+++ Dataset rows +++

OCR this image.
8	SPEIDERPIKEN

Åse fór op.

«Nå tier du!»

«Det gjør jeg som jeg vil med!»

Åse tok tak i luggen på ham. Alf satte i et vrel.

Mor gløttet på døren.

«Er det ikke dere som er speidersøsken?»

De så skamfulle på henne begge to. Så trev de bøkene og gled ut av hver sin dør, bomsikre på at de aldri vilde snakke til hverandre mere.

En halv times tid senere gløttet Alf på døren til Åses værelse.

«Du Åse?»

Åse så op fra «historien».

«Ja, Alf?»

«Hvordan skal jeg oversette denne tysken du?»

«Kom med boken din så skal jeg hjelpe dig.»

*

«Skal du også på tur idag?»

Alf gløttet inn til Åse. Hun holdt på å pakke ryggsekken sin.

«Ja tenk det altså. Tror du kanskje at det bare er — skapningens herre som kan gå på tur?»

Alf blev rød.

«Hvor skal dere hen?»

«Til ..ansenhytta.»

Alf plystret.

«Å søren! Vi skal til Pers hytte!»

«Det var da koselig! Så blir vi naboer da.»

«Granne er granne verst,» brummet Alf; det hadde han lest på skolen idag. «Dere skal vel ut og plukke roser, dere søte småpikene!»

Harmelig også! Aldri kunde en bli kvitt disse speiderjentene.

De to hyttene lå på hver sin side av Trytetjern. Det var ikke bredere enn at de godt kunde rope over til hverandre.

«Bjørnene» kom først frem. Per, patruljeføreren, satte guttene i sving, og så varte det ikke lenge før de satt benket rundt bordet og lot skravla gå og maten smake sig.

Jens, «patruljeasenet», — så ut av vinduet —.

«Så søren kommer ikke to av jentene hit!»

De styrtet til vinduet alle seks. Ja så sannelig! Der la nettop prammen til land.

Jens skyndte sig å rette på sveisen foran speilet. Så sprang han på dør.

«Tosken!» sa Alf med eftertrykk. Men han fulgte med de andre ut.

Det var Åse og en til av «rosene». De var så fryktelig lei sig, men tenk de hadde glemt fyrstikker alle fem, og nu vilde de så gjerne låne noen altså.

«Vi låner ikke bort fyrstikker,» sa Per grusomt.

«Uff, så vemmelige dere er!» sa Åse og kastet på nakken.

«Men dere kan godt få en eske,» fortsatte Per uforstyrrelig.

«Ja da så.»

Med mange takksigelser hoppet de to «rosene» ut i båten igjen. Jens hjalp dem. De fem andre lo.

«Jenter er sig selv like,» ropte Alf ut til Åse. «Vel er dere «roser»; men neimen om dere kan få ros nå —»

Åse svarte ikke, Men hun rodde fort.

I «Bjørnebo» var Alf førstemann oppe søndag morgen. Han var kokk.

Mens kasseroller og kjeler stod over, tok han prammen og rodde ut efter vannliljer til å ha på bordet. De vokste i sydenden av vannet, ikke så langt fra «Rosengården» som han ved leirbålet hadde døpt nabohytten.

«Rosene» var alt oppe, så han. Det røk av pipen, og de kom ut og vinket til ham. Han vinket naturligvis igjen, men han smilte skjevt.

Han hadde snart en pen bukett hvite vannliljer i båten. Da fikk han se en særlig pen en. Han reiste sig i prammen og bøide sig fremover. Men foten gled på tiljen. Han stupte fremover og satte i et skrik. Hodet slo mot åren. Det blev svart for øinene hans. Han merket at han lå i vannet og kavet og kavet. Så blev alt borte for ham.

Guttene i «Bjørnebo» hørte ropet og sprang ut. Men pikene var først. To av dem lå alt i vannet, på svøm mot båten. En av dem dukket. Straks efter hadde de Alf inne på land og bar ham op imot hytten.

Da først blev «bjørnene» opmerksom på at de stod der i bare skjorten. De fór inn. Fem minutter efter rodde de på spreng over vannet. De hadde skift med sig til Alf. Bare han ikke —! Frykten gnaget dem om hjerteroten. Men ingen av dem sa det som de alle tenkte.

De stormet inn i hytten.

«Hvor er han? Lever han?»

+++

• _Exercise objective_: In the material above, how many lines hold the word "vilde"? Say only the number.

• _Completed task_: 2